» What is required
Repeat each record below exactly as given.

» Recorded information
☆ ☆ ☆ ☆ ☆ ☆ ☆
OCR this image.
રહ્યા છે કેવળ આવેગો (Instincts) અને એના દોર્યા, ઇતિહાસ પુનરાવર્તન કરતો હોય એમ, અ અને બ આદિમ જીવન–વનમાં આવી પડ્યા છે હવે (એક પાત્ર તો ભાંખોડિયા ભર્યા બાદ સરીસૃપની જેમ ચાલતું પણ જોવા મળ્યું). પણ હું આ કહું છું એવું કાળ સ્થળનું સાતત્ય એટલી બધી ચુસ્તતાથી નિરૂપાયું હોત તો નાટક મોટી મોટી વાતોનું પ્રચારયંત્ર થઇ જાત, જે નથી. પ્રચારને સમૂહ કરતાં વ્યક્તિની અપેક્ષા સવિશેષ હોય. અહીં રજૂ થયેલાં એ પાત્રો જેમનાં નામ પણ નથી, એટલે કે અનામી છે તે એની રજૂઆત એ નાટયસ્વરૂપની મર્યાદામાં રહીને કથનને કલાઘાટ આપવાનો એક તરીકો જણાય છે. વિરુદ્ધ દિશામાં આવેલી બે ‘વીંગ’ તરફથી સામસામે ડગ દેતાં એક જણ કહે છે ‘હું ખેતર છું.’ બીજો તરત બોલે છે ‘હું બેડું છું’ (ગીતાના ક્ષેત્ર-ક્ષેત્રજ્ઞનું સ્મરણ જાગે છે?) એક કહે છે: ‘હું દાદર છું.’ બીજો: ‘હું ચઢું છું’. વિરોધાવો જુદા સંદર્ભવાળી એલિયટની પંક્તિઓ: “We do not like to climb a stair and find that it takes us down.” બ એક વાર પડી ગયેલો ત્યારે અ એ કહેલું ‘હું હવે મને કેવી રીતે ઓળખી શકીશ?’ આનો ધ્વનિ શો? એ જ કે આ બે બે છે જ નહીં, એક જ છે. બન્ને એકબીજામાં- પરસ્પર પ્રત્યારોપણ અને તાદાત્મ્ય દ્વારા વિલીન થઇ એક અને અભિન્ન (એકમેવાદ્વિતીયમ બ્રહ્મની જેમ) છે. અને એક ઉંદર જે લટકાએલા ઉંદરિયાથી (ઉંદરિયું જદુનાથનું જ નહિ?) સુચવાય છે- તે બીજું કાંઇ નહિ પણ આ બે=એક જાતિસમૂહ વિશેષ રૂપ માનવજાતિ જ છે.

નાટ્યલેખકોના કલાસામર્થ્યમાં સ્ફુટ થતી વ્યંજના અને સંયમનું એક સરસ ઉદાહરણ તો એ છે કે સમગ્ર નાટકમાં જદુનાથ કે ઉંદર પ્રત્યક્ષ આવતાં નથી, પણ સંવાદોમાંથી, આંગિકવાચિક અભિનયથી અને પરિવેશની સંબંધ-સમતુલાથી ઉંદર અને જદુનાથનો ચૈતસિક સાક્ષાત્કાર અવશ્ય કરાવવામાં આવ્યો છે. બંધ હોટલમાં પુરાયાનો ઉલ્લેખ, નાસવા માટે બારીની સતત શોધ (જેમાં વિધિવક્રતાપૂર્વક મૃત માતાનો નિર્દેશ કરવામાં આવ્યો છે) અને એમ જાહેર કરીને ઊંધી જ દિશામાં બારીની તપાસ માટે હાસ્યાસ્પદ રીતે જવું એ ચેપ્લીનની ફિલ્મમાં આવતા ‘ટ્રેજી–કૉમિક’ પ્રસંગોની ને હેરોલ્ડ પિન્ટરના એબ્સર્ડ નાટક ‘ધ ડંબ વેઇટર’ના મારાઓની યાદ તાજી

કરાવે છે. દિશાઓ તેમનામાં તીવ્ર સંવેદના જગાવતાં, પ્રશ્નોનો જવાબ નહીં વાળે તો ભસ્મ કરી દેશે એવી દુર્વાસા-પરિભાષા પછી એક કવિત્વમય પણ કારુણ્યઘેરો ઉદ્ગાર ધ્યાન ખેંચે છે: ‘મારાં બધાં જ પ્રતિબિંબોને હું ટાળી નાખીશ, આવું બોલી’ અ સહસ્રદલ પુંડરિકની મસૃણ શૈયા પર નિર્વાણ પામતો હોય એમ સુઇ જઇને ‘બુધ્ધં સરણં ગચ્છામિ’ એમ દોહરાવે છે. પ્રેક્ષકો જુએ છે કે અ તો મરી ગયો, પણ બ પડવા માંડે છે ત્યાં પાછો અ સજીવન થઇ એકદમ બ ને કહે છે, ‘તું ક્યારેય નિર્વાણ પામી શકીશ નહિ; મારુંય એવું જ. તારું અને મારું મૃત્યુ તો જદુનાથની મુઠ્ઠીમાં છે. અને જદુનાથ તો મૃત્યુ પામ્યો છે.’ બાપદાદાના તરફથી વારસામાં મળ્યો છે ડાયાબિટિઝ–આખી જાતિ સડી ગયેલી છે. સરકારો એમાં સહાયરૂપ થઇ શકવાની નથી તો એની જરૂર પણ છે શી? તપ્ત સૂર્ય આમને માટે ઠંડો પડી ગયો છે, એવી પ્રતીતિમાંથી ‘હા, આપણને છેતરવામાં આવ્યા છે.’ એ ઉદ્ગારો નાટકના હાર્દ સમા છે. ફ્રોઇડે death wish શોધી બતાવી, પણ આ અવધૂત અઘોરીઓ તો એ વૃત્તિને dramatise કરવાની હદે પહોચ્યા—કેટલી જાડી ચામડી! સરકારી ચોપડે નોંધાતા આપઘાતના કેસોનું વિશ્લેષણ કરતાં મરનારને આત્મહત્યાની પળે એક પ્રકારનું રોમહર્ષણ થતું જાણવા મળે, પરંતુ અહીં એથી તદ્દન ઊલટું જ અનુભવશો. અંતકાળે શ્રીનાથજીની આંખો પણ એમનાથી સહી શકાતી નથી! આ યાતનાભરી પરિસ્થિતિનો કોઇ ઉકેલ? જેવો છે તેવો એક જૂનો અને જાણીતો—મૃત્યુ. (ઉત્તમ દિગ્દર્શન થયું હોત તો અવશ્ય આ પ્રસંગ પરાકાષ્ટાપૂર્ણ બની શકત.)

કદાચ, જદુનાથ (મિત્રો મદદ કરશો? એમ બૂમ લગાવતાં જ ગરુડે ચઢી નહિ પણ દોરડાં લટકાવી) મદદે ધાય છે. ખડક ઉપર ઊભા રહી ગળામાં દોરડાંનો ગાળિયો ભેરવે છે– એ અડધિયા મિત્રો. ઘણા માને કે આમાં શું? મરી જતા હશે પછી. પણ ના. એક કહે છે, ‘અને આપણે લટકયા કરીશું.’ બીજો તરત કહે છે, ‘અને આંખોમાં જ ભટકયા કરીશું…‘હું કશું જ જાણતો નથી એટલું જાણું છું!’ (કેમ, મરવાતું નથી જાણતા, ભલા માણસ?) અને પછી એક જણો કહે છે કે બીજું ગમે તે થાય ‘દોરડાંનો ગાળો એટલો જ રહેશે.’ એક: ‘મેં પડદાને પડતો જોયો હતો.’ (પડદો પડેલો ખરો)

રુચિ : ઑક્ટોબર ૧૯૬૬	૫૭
☆ ☆ ☆ ☆ ☆ ☆ ☆
» Output for this exercise
OCR this image.
રહ્યા છે કેવળ આવેગો (Instincts) અને એના દોર્યા, ઇતિહાસ પુનરાવર્તન કરતો હોય એમ, અ અને બ આદિમ જીવન–વનમાં આવી પડ્યા છે હવે (એક પાત્ર તો ભાંખોડિયા ભર્યા બાદ સરીસૃપની જેમ ચાલતું પણ જોવા મળ્યું). પણ હું આ કહું છું એવું કાળ સ્થળનું સાતત્ય એટલી બધી ચુસ્તતાથી નિરૂપાયું હોત તો નાટક મોટી મોટી વાતોનું પ્રચારયંત્ર થઇ જાત, જે નથી. પ્રચારને સમૂહ કરતાં વ્યક્તિની અપેક્ષા સવિશેષ હોય. અહીં રજૂ થયેલાં એ પાત્રો જેમનાં નામ પણ નથી, એટલે કે અનામી છે તે એની રજૂઆત એ નાટયસ્વરૂપની મર્યાદામાં રહીને કથનને કલાઘાટ આપવાનો એક તરીકો જણાય છે. વિરુદ્ધ દિશામાં આવેલી બે ‘વીંગ’ તરફથી સામસામે ડગ દેતાં એક જણ કહે છે ‘હું ખેતર છું.’ બીજો તરત બોલે છે ‘હું બેડું છું’ (ગીતાના ક્ષેત્ર-ક્ષેત્રજ્ઞનું સ્મરણ જાગે છે?) એક કહે છે: ‘હું દાદર છું.’ બીજો: ‘હું ચઢું છું’. વિરોધાવો જુદા સંદર્ભવાળી એલિયટની પંક્તિઓ: “We do not like to climb a stair and find that it takes us down.” બ એક વાર પડી ગયેલો ત્યારે અ એ કહેલું ‘હું હવે મને કેવી રીતે ઓળખી શકીશ?’ આનો ધ્વનિ શો? એ જ કે આ બે બે છે જ નહીં, એક જ છે. બન્ને એકબીજામાં- પરસ્પર પ્રત્યારોપણ અને તાદાત્મ્ય દ્વારા વિલીન થઇ એક અને અભિન્ન (એકમેવાદ્વિતીયમ બ્રહ્મની જેમ) છે. અને એક ઉંદર જે લટકાએલા ઉંદરિયાથી (ઉંદરિયું જદુનાથનું જ નહિ?) સુચવાય છે- તે બીજું કાંઇ નહિ પણ આ બે=એક જાતિસમૂહ વિશેષ રૂપ માનવજાતિ જ છે.

નાટ્યલેખકોના કલાસામર્થ્યમાં સ્ફુટ થતી વ્યંજના અને સંયમનું એક સરસ ઉદાહરણ તો એ છે કે સમગ્ર નાટકમાં જદુનાથ કે ઉંદર પ્રત્યક્ષ આવતાં નથી, પણ સંવાદોમાંથી, આંગિકવાચિક અભિનયથી અને પરિવેશની સંબંધ-સમતુલાથી ઉંદર અને જદુનાથનો ચૈતસિક સાક્ષાત્કાર અવશ્ય કરાવવામાં આવ્યો છે. બંધ હોટલમાં પુરાયાનો ઉલ્લેખ, નાસવા માટે બારીની સતત શોધ (જેમાં વિધિવક્રતાપૂર્વક મૃત માતાનો નિર્દેશ કરવામાં આવ્યો છે) અને એમ જાહેર કરીને ઊંધી જ દિશામાં બારીની તપાસ માટે હાસ્યાસ્પદ રીતે જવું એ ચેપ્લીનની ફિલ્મમાં આવતા ‘ટ્રેજી–કૉમિક’ પ્રસંગોની ને હેરોલ્ડ પિન્ટરના એબ્સર્ડ નાટક ‘ધ ડંબ વેઇટર’ના મારાઓની યાદ તાજી

કરાવે છે. દિશાઓ તેમનામાં તીવ્ર સંવેદના જગાવતાં, પ્રશ્નોનો જવાબ નહીં વાળે તો ભસ્મ કરી દેશે એવી દુર્વાસા-પરિભાષા પછી એક કવિત્વમય પણ કારુણ્યઘેરો ઉદ્ગાર ધ્યાન ખેંચે છે: ‘મારાં બધાં જ પ્રતિબિંબોને હું ટાળી નાખીશ, આવું બોલી’ અ સહસ્રદલ પુંડરિકની મસૃણ શૈયા પર નિર્વાણ પામતો હોય એમ સુઇ જઇને ‘બુધ્ધં સરણં ગચ્છામિ’ એમ દોહરાવે છે. પ્રેક્ષકો જુએ છે કે અ તો મરી ગયો, પણ બ પડવા માંડે છે ત્યાં પાછો અ સજીવન થઇ એકદમ બ ને કહે છે, ‘તું ક્યારેય નિર્વાણ પામી શકીશ નહિ; મારુંય એવું જ. તારું અને મારું મૃત્યુ તો જદુનાથની મુઠ્ઠીમાં છે. અને જદુનાથ તો મૃત્યુ પામ્યો છે.’ બાપદાદાના તરફથી વારસામાં મળ્યો છે ડાયાબિટિઝ–આખી જાતિ સડી ગયેલી છે. સરકારો એમાં સહાયરૂપ થઇ શકવાની નથી તો એની જરૂર પણ છે શી? તપ્ત સૂર્ય આમને માટે ઠંડો પડી ગયો છે, એવી પ્રતીતિમાંથી ‘હા, આપણને છેતરવામાં આવ્યા છે.’ એ ઉદ્ગારો નાટકના હાર્દ સમા છે. ફ્રોઇડે death wish શોધી બતાવી, પણ આ અવધૂત અઘોરીઓ તો એ વૃત્તિને dramatise કરવાની હદે પહોચ્યા—કેટલી જાડી ચામડી! સરકારી ચોપડે નોંધાતા આપઘાતના કેસોનું વિશ્લેષણ કરતાં મરનારને આત્મહત્યાની પળે એક પ્રકારનું રોમહર્ષણ થતું જાણવા મળે, પરંતુ અહીં એથી તદ્દન ઊલટું જ અનુભવશો. અંતકાળે શ્રીનાથજીની આંખો પણ એમનાથી સહી શકાતી નથી! આ યાતનાભરી પરિસ્થિતિનો કોઇ ઉકેલ? જેવો છે તેવો એક જૂનો અને જાણીતો—મૃત્યુ. (ઉત્તમ દિગ્દર્શન થયું હોત તો અવશ્ય આ પ્રસંગ પરાકાષ્ટાપૂર્ણ બની શકત.)

કદાચ, જદુનાથ (મિત્રો મદદ કરશો? એમ બૂમ લગાવતાં જ ગરુડે ચઢી નહિ પણ દોરડાં લટકાવી) મદદે ધાય છે. ખડક ઉપર ઊભા રહી ગળામાં દોરડાંનો ગાળિયો ભેરવે છે– એ અડધિયા મિત્રો. ઘણા માને કે આમાં શું? મરી જતા હશે પછી. પણ ના. એક કહે છે, ‘અને આપણે લટકયા કરીશું.’ બીજો તરત કહે છે, ‘અને આંખોમાં જ ભટકયા કરીશું…‘હું કશું જ જાણતો નથી એટલું જાણું છું!’ (કેમ, મરવાતું નથી જાણતા, ભલા માણસ?) અને પછી એક જણો કહે છે કે બીજું ગમે તે થાય ‘દોરડાંનો ગાળો એટલો જ રહેશે.’ એક: ‘મેં પડદાને પડતો જોયો હતો.’ (પડદો પડેલો ખરો)

રુચિ : ઑક્ટોબર ૧૯૬૬	૫૭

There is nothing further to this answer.